EXTRACTED RECORDS
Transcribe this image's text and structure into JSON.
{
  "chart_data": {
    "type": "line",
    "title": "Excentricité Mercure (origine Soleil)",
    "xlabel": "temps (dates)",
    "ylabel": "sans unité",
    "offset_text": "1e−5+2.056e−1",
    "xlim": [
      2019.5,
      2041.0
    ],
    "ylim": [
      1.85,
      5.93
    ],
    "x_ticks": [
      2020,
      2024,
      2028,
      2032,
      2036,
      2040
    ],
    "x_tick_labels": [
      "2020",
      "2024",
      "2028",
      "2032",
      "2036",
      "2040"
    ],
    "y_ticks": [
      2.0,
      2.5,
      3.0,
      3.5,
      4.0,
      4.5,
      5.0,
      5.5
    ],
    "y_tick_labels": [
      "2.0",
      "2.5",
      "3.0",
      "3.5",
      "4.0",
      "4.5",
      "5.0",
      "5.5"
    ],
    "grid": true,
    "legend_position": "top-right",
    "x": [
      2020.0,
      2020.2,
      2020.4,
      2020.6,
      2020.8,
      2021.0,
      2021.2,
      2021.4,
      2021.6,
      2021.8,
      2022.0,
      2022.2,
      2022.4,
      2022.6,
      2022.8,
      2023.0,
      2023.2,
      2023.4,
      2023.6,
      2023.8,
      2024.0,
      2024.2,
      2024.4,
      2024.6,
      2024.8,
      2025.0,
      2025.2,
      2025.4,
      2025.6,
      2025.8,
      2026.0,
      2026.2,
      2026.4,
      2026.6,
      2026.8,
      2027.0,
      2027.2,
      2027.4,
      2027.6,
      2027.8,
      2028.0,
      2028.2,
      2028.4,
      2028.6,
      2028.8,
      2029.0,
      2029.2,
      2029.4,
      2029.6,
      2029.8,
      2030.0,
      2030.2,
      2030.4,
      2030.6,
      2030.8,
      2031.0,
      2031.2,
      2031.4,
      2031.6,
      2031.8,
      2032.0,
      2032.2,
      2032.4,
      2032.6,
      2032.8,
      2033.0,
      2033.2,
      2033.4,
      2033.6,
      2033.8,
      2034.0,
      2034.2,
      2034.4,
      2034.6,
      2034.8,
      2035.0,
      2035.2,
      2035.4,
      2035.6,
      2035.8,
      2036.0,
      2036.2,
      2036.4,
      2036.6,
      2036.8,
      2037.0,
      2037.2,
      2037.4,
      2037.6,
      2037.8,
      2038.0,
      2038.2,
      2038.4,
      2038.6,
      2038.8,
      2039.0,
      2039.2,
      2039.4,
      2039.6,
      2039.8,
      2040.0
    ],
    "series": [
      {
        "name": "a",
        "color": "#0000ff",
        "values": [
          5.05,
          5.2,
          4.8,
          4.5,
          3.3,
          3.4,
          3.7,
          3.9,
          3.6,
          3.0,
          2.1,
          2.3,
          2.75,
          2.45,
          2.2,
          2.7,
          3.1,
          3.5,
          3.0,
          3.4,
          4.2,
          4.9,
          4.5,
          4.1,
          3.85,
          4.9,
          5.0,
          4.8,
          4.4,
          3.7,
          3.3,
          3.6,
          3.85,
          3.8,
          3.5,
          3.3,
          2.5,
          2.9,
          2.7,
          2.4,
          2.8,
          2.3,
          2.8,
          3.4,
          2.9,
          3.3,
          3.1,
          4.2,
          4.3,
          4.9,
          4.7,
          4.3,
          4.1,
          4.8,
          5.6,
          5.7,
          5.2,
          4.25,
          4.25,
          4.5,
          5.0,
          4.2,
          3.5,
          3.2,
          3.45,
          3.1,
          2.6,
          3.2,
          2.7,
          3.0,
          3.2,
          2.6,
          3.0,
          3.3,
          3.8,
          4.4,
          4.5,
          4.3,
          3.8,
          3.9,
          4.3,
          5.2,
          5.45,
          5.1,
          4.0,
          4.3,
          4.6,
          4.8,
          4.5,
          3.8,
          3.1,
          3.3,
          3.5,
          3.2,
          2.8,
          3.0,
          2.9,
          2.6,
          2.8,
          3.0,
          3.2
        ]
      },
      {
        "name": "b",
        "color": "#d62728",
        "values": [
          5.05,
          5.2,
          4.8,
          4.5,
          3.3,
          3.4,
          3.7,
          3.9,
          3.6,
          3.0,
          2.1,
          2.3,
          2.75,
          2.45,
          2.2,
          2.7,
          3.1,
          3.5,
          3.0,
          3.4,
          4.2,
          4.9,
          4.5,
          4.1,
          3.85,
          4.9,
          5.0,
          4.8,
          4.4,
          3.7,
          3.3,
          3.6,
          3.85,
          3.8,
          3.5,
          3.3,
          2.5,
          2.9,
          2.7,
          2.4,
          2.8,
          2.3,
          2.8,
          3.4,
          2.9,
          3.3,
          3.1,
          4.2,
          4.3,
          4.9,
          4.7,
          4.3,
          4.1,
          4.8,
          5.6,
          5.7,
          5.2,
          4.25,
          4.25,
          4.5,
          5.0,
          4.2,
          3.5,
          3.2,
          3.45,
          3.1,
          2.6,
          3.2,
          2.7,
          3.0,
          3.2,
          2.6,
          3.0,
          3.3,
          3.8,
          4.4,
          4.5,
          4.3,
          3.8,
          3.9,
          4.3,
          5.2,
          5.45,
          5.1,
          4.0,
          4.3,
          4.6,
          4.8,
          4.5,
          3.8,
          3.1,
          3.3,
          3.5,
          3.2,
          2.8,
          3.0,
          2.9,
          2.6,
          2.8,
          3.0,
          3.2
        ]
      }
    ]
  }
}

BRIEF
The entries above must be returned exactly.

FINISHED TASK
Transcribe this image's text and structure into JSON.
{
  "chart_data": {
    "type": "line",
    "title": "Excentricité Mercure (origine Soleil)",
    "xlabel": "temps (dates)",
    "ylabel": "sans unité",
    "offset_text": "1e−5+2.056e−1",
    "xlim": [
      2019.5,
      2041.0
    ],
    "ylim": [
      1.85,
      5.93
    ],
    "x_ticks": [
      2020,
      2024,
      2028,
      2032,
      2036,
      2040
    ],
    "x_tick_labels": [
      "2020",
      "2024",
      "2028",
      "2032",
      "2036",
      "2040"
    ],
    "y_ticks": [
      2.0,
      2.5,
      3.0,
      3.5,
      4.0,
      4.5,
      5.0,
      5.5
    ],
    "y_tick_labels": [
      "2.0",
      "2.5",
      "3.0",
      "3.5",
      "4.0",
      "4.5",
      "5.0",
      "5.5"
    ],
    "grid": true,
    "legend_position": "top-right",
    "x": [
      2020.0,
      2020.2,
      2020.4,
      2020.6,
      2020.8,
      2021.0,
      2021.2,
      2021.4,
      2021.6,
      2021.8,
      2022.0,
      2022.2,
      2022.4,
      2022.6,
      2022.8,
      2023.0,
      2023.2,
      2023.4,
      2023.6,
      2023.8,
      2024.0,
      2024.2,
      2024.4,
      2024.6,
      2024.8,
      2025.0,
      2025.2,
      2025.4,
      2025.6,
      2025.8,
      2026.0,
      2026.2,
      2026.4,
      2026.6,
      2026.8,
      2027.0,
      2027.2,
      2027.4,
      2027.6,
      2027.8,
      2028.0,
      2028.2,
      2028.4,
      2028.6,
      2028.8,
      2029.0,
      2029.2,
      2029.4,
      2029.6,
      2029.8,
      2030.0,
      2030.2,
      2030.4,
      2030.6,
      2030.8,
      2031.0,
      2031.2,
      2031.4,
      2031.6,
      2031.8,
      2032.0,
      2032.2,
      2032.4,
      2032.6,
      2032.8,
      2033.0,
      2033.2,
      2033.4,
      2033.6,
      2033.8,
      2034.0,
      2034.2,
      2034.4,
      2034.6,
      2034.8,
      2035.0,
      2035.2,
      2035.4,
      2035.6,
      2035.8,
      2036.0,
      2036.2,
      2036.4,
      2036.6,
      2036.8,
      2037.0,
      2037.2,
      2037.4,
      2037.6,
      2037.8,
      2038.0,
      2038.2,
      2038.4,
      2038.6,
      2038.8,
      2039.0,
      2039.2,
      2039.4,
      2039.6,
      2039.8,
      2040.0
    ],
    "series": [
      {
        "name": "a",
        "color": "#0000ff",
        "values": [
          5.05,
          5.2,
          4.8,
          4.5,
          3.3,
          3.4,
          3.7,
          3.9,
          3.6,
          3.0,
          2.1,
          2.3,
          2.75,
          2.45,
          2.2,
          2.7,
          3.1,
          3.5,
          3.0,
          3.4,
          4.2,
          4.9,
          4.5,
          4.1,
          3.85,
          4.9,
          5.0,
          4.8,
          4.4,
          3.7,
          3.3,
          3.6,
          3.85,
          3.8,
          3.5,
          3.3,
          2.5,
          2.9,
          2.7,
          2.4,
          2.8,
          2.3,
          2.8,
          3.4,
          2.9,
          3.3,
          3.1,
          4.2,
          4.3,
          4.9,
          4.7,
          4.3,
          4.1,
          4.8,
          5.6,
          5.7,
          5.2,
          4.25,
          4.25,
          4.5,
          5.0,
          4.2,
          3.5,
          3.2,
          3.45,
          3.1,
          2.6,
          3.2,
          2.7,
          3.0,
          3.2,
          2.6,
          3.0,
          3.3,
          3.8,
          4.4,
          4.5,
          4.3,
          3.8,
          3.9,
          4.3,
          5.2,
          5.45,
          5.1,
          4.0,
          4.3,
          4.6,
          4.8,
          4.5,
          3.8,
          3.1,
          3.3,
          3.5,
          3.2,
          2.8,
          3.0,
          2.9,
          2.6,
          2.8,
          3.0,
          3.2
        ]
      },
      {
        "name": "b",
        "color": "#d62728",
        "values": [
          5.05,
          5.2,
          4.8,
          4.5,
          3.3,
          3.4,
          3.7,
          3.9,
          3.6,
          3.0,
          2.1,
          2.3,
          2.75,
          2.45,
          2.2,
          2.7,
          3.1,
          3.5,
          3.0,
          3.4,
          4.2,
          4.9,
          4.5,
          4.1,
          3.85,
          4.9,
          5.0,
          4.8,
          4.4,
          3.7,
          3.3,
          3.6,
          3.85,
          3.8,
          3.5,
          3.3,
          2.5,
          2.9,
          2.7,
          2.4,
          2.8,
          2.3,
          2.8,
          3.4,
          2.9,
          3.3,
          3.1,
          4.2,
          4.3,
          4.9,
          4.7,
          4.3,
          4.1,
          4.8,
          5.6,
          5.7,
          5.2,
          4.25,
          4.25,
          4.5,
          5.0,
          4.2,
          3.5,
          3.2,
          3.45,
          3.1,
          2.6,
          3.2,
          2.7,
          3.0,
          3.2,
          2.6,
          3.0,
          3.3,
          3.8,
          4.4,
          4.5,
          4.3,
          3.8,
          3.9,
          4.3,
          5.2,
          5.45,
          5.1,
          4.0,
          4.3,
          4.6,
          4.8,
          4.5,
          3.8,
          3.1,
          3.3,
          3.5,
          3.2,
          2.8,
          3.0,
          2.9,
          2.6,
          2.8,
          3.0,
          3.2
        ]
      }
    ]
  }
}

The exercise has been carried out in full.